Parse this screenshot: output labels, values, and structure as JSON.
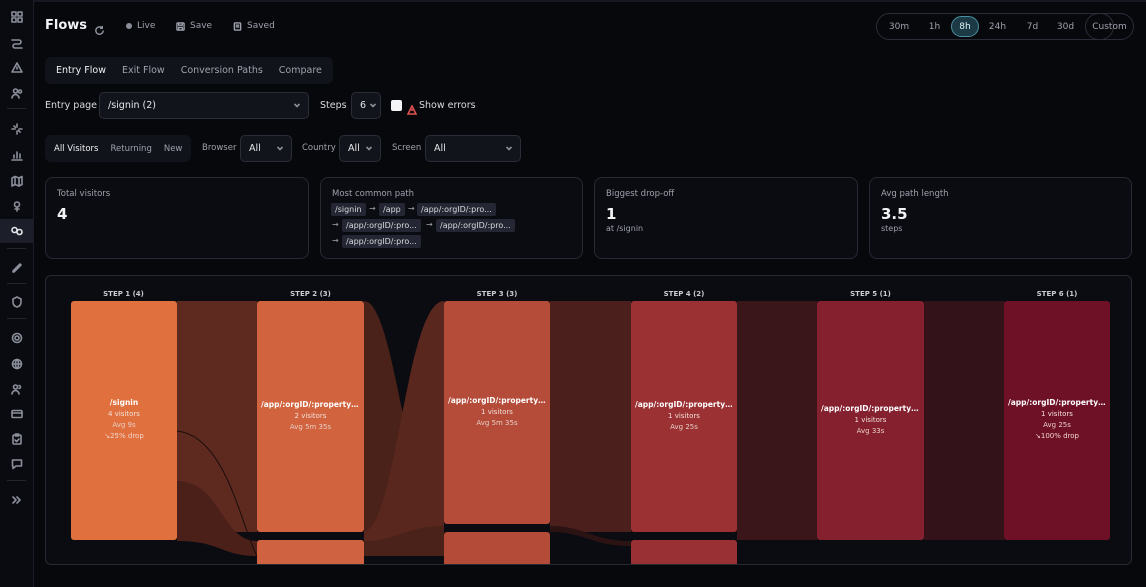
{
  "sidebar": {
    "items": [
      {
        "icon": "grid-icon"
      },
      {
        "icon": "route-icon"
      },
      {
        "icon": "alert-icon"
      },
      {
        "icon": "users-icon"
      },
      {
        "icon": "sparkle-icon"
      },
      {
        "icon": "bar-chart-icon"
      },
      {
        "icon": "map-icon"
      },
      {
        "icon": "pin-icon"
      },
      {
        "icon": "flows-icon",
        "active": true
      },
      {
        "icon": "pencil-icon"
      },
      {
        "icon": "shield-icon"
      },
      {
        "icon": "gear-icon"
      },
      {
        "icon": "globe-icon"
      },
      {
        "icon": "team-icon"
      },
      {
        "icon": "card-icon"
      },
      {
        "icon": "clipboard-icon"
      },
      {
        "icon": "chat-icon"
      },
      {
        "icon": "expand-icon"
      }
    ]
  },
  "header": {
    "title": "Flows",
    "live_label": "Live",
    "save_label": "Save",
    "saved_label": "Saved"
  },
  "time_range": {
    "options": [
      "30m",
      "1h",
      "8h",
      "24h",
      "7d",
      "30d"
    ],
    "selected": "8h",
    "custom_label": "Custom"
  },
  "tabs": [
    "Entry Flow",
    "Exit Flow",
    "Conversion Paths",
    "Compare"
  ],
  "active_tab": "Entry Flow",
  "controls": {
    "entry_page_label": "Entry page",
    "entry_page_value": "/signin (2)",
    "steps_label": "Steps",
    "steps_value": "6",
    "show_errors_label": "Show errors"
  },
  "filters": {
    "visitor_types": [
      "All Visitors",
      "Returning",
      "New"
    ],
    "visitor_selected": "All Visitors",
    "browser_label": "Browser",
    "browser_value": "All",
    "country_label": "Country",
    "country_value": "All",
    "screen_label": "Screen",
    "screen_value": "All"
  },
  "stats": {
    "total_visitors_label": "Total visitors",
    "total_visitors_value": "4",
    "common_path_label": "Most common path",
    "common_path_chips": [
      "/signin",
      "/app",
      "/app/:orgID/:pro...",
      "/app/:orgID/:pro...",
      "/app/:orgID/:pro...",
      "/app/:orgID/:pro..."
    ],
    "dropoff_label": "Biggest drop-off",
    "dropoff_value": "1",
    "dropoff_sub": "at /signin",
    "avg_len_label": "Avg path length",
    "avg_len_value": "3.5",
    "avg_len_sub": "steps"
  },
  "flow": {
    "steps": [
      {
        "title": "STEP 1 (4)",
        "path": "/signin",
        "visitors": "4 visitors",
        "avg": "Avg 9s",
        "drop": "25% drop",
        "color": "#e0703d"
      },
      {
        "title": "STEP 2 (3)",
        "path": "/app/:orgID/:propertyID/...",
        "visitors": "2 visitors",
        "avg": "Avg 5m 35s",
        "drop": "",
        "color": "#d1633e"
      },
      {
        "title": "STEP 3 (3)",
        "path": "/app/:orgID/:propertyID/...",
        "visitors": "1 visitors",
        "avg": "Avg 5m 35s",
        "drop": "",
        "color": "#b54b39"
      },
      {
        "title": "STEP 4 (2)",
        "path": "/app/:orgID/:propertyID/...",
        "visitors": "1 visitors",
        "avg": "Avg 25s",
        "drop": "",
        "color": "#9b3133"
      },
      {
        "title": "STEP 5 (1)",
        "path": "/app/:orgID/:propertyID/...",
        "visitors": "1 visitors",
        "avg": "Avg 33s",
        "drop": "",
        "color": "#85202f"
      },
      {
        "title": "STEP 6 (1)",
        "path": "/app/:orgID/:propertyID/...",
        "visitors": "1 visitors",
        "avg": "Avg 25s",
        "drop": "100% drop",
        "color": "#6e1127"
      }
    ],
    "colors": {
      "link": "#5e2a20",
      "link_dark": "#3f1d1b"
    }
  }
}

# # # # #

### PROBLEM DETAILS
Which lines hold the string "title"? Copy all of them from the data above.

### ANSWER TO THIS PROBLEM
    "title": "Flows",
        "title": "STEP 1 (4)",
        "title": "STEP 2 (3)",
        "title": "STEP 3 (3)",
        "title": "STEP 4 (2)",
        "title": "STEP 5 (1)",
        "title": "STEP 6 (1)",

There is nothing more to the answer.